Stored data
════════════════

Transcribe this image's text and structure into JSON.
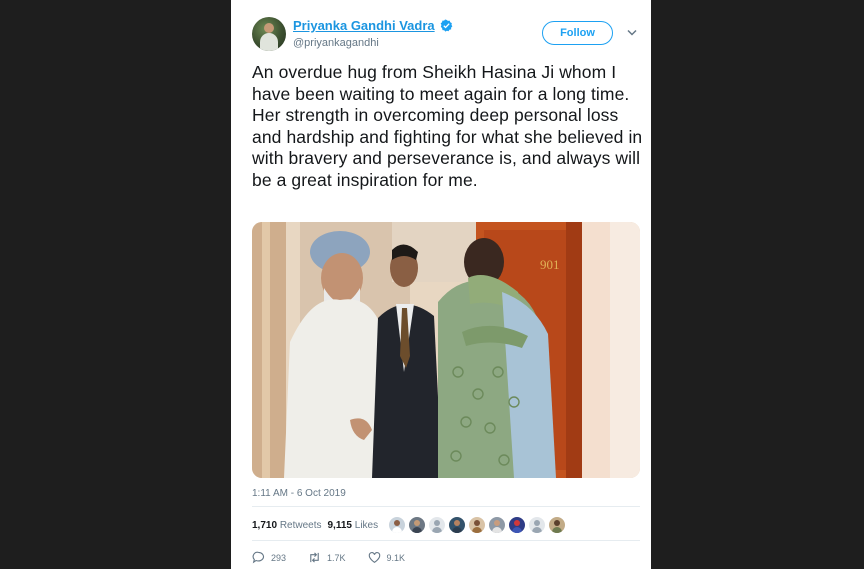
{
  "tweet": {
    "author_name": "Priyanka Gandhi Vadra",
    "author_handle": "@priyankagandhi",
    "follow_label": "Follow",
    "text": "An overdue hug from Sheikh Hasina Ji whom I have been waiting to meet again for a long time. Her strength in overcoming deep personal loss and hardship and fighting for what she believed in with bravery and perseverance is, and always will be a great inspiration for me.",
    "photo": {
      "door_number": "901"
    },
    "timestamp": "1:11 AM - 6 Oct 2019",
    "retweets_count": "1,710",
    "retweets_label": "Retweets",
    "likes_count": "9,115",
    "likes_label": "Likes",
    "liker_avatars": [
      "avatar-1",
      "avatar-2",
      "avatar-3",
      "avatar-4",
      "avatar-5",
      "avatar-6",
      "avatar-7",
      "avatar-8",
      "avatar-9"
    ],
    "reply_count": "293",
    "retweet_count_short": "1.7K",
    "like_count_short": "9.1K"
  },
  "colors": {
    "link_blue": "#1b95e0",
    "follow_blue": "#1da1f2",
    "background": "#1e1e1e",
    "muted_text": "#657786"
  },
  "icons": {
    "verified": "verified-badge-icon",
    "caret": "chevron-down-icon",
    "reply": "reply-icon",
    "retweet": "retweet-icon",
    "like": "heart-icon"
  }
}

════════════════

-- Exercise task --
Copy each line exactly, and leave the pictures out of your copy.

-- The answer --
Transcribe this image's text and structure into JSON.
{
  "tweet": {
    "author_name": "Priyanka Gandhi Vadra",
    "author_handle": "@priyankagandhi",
    "follow_label": "Follow",
    "text": "An overdue hug from Sheikh Hasina Ji whom I have been waiting to meet again for a long time. Her strength in overcoming deep personal loss and hardship and fighting for what she believed in with bravery and perseverance is, and always will be a great inspiration for me.",
    "photo": {
      "door_number": "901"
    },
    "timestamp": "1:11 AM - 6 Oct 2019",
    "retweets_count": "1,710",
    "retweets_label": "Retweets",
    "likes_count": "9,115",
    "likes_label": "Likes",
    "liker_avatars": [
      "avatar-1",
      "avatar-2",
      "avatar-3",
      "avatar-4",
      "avatar-5",
      "avatar-6",
      "avatar-7",
      "avatar-8",
      "avatar-9"
    ],
    "reply_count": "293",
    "retweet_count_short": "1.7K",
    "like_count_short": "9.1K"
  },
  "colors": {
    "link_blue": "#1b95e0",
    "follow_blue": "#1da1f2",
    "background": "#1e1e1e",
    "muted_text": "#657786"
  },
  "icons": {
    "verified": "verified-badge-icon",
    "caret": "chevron-down-icon",
    "reply": "reply-icon",
    "retweet": "retweet-icon",
    "like": "heart-icon"
  }
}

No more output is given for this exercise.